Goal of the exercise>
Copy each line exactly. Drop every picture.

------------------------------------------------------------

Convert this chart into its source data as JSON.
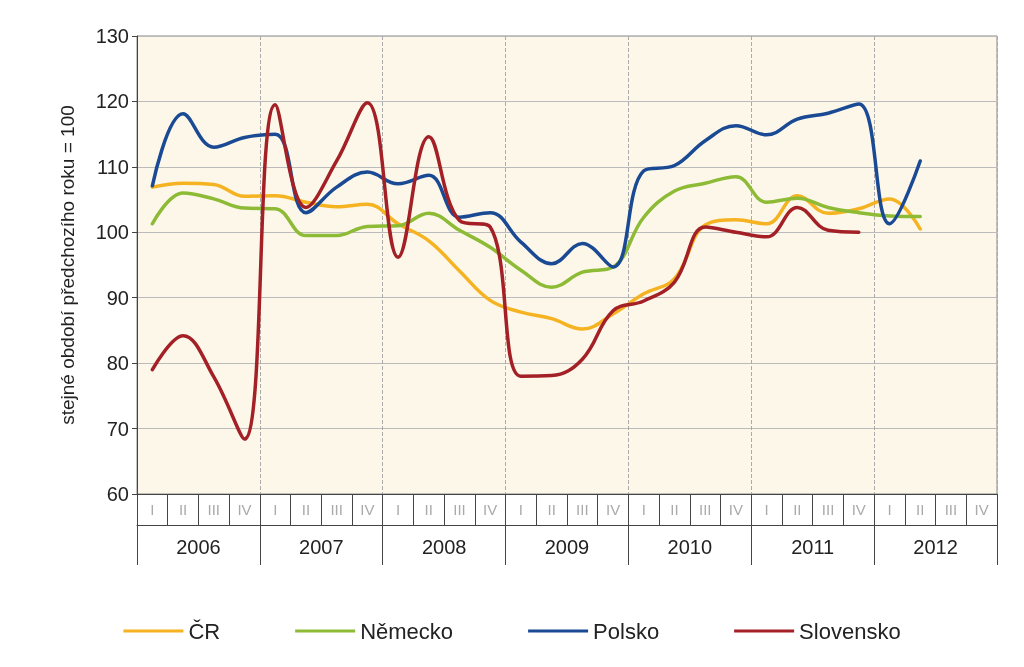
{
  "chart_data": {
    "type": "line",
    "ylabel": "stejné období předchozího roku = 100",
    "categories": [
      "I",
      "II",
      "III",
      "IV",
      "I",
      "II",
      "III",
      "IV",
      "I",
      "II",
      "III",
      "IV",
      "I",
      "II",
      "III",
      "IV",
      "I",
      "II",
      "III",
      "IV",
      "I",
      "II",
      "III",
      "IV",
      "I",
      "II",
      "III",
      "IV"
    ],
    "annotations": [
      "2006",
      "2007",
      "2008",
      "2009",
      "2010",
      "2011",
      "2012"
    ],
    "series": [
      {
        "name": "ČR",
        "color": "#f5b321",
        "values": [
          106.9,
          107.5,
          107.3,
          105.5,
          105.6,
          104.6,
          103.9,
          104.3,
          101.3,
          98.7,
          94.1,
          89.6,
          87.8,
          86.8,
          85.2,
          87.5,
          90.6,
          92.9,
          101.1,
          101.9,
          101.3,
          105.6,
          102.9,
          103.6,
          105.1,
          100.5,
          null,
          null
        ]
      },
      {
        "name": "Německo",
        "color": "#8dbb35",
        "values": [
          101.3,
          106,
          105.1,
          103.7,
          103.6,
          99.5,
          99.5,
          100.9,
          101,
          102.9,
          100.3,
          97.7,
          94.2,
          91.6,
          93.9,
          94.7,
          102.3,
          106.3,
          107.5,
          108.5,
          104.6,
          105.2,
          103.8,
          103,
          102.5,
          102.4,
          null,
          null
        ]
      },
      {
        "name": "Polsko",
        "color": "#1b4a94",
        "values": [
          107.1,
          118.1,
          113,
          114.5,
          115,
          103,
          106.9,
          109.2,
          107.4,
          108.7,
          102.3,
          103,
          98.5,
          95.2,
          98.3,
          94.7,
          109.4,
          110.2,
          114,
          116.3,
          114.9,
          117.3,
          118.2,
          119.6,
          101.3,
          110.9,
          null,
          null
        ]
      },
      {
        "name": "Slovensko",
        "color": "#a32126",
        "values": [
          79,
          84.2,
          77.9,
          68.4,
          119.5,
          103.8,
          110.9,
          119.8,
          96.2,
          114.6,
          101.8,
          100.8,
          78,
          78.1,
          80.6,
          88,
          89.5,
          92.4,
          100.8,
          100,
          99.3,
          103.8,
          100.3,
          100,
          null,
          null,
          null,
          null
        ]
      }
    ],
    "ylim": [
      60,
      130
    ],
    "yticks": [
      60,
      70,
      80,
      90,
      100,
      110,
      120,
      130
    ],
    "grid": "y",
    "legend": "bottom",
    "marker": "none",
    "line_style": "solid"
  }
}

------------------------------------------------------------

The output>
Convert this chart into its source data as JSON.
{
  "chart_data": {
    "type": "line",
    "ylabel": "stejné období předchozího roku = 100",
    "categories": [
      "I",
      "II",
      "III",
      "IV",
      "I",
      "II",
      "III",
      "IV",
      "I",
      "II",
      "III",
      "IV",
      "I",
      "II",
      "III",
      "IV",
      "I",
      "II",
      "III",
      "IV",
      "I",
      "II",
      "III",
      "IV",
      "I",
      "II",
      "III",
      "IV"
    ],
    "annotations": [
      "2006",
      "2007",
      "2008",
      "2009",
      "2010",
      "2011",
      "2012"
    ],
    "series": [
      {
        "name": "ČR",
        "color": "#f5b321",
        "values": [
          106.9,
          107.5,
          107.3,
          105.5,
          105.6,
          104.6,
          103.9,
          104.3,
          101.3,
          98.7,
          94.1,
          89.6,
          87.8,
          86.8,
          85.2,
          87.5,
          90.6,
          92.9,
          101.1,
          101.9,
          101.3,
          105.6,
          102.9,
          103.6,
          105.1,
          100.5,
          null,
          null
        ]
      },
      {
        "name": "Německo",
        "color": "#8dbb35",
        "values": [
          101.3,
          106,
          105.1,
          103.7,
          103.6,
          99.5,
          99.5,
          100.9,
          101,
          102.9,
          100.3,
          97.7,
          94.2,
          91.6,
          93.9,
          94.7,
          102.3,
          106.3,
          107.5,
          108.5,
          104.6,
          105.2,
          103.8,
          103,
          102.5,
          102.4,
          null,
          null
        ]
      },
      {
        "name": "Polsko",
        "color": "#1b4a94",
        "values": [
          107.1,
          118.1,
          113,
          114.5,
          115,
          103,
          106.9,
          109.2,
          107.4,
          108.7,
          102.3,
          103,
          98.5,
          95.2,
          98.3,
          94.7,
          109.4,
          110.2,
          114,
          116.3,
          114.9,
          117.3,
          118.2,
          119.6,
          101.3,
          110.9,
          null,
          null
        ]
      },
      {
        "name": "Slovensko",
        "color": "#a32126",
        "values": [
          79,
          84.2,
          77.9,
          68.4,
          119.5,
          103.8,
          110.9,
          119.8,
          96.2,
          114.6,
          101.8,
          100.8,
          78,
          78.1,
          80.6,
          88,
          89.5,
          92.4,
          100.8,
          100,
          99.3,
          103.8,
          100.3,
          100,
          null,
          null,
          null,
          null
        ]
      }
    ],
    "ylim": [
      60,
      130
    ],
    "yticks": [
      60,
      70,
      80,
      90,
      100,
      110,
      120,
      130
    ],
    "grid": "y",
    "legend": "bottom",
    "marker": "none",
    "line_style": "solid"
  }
}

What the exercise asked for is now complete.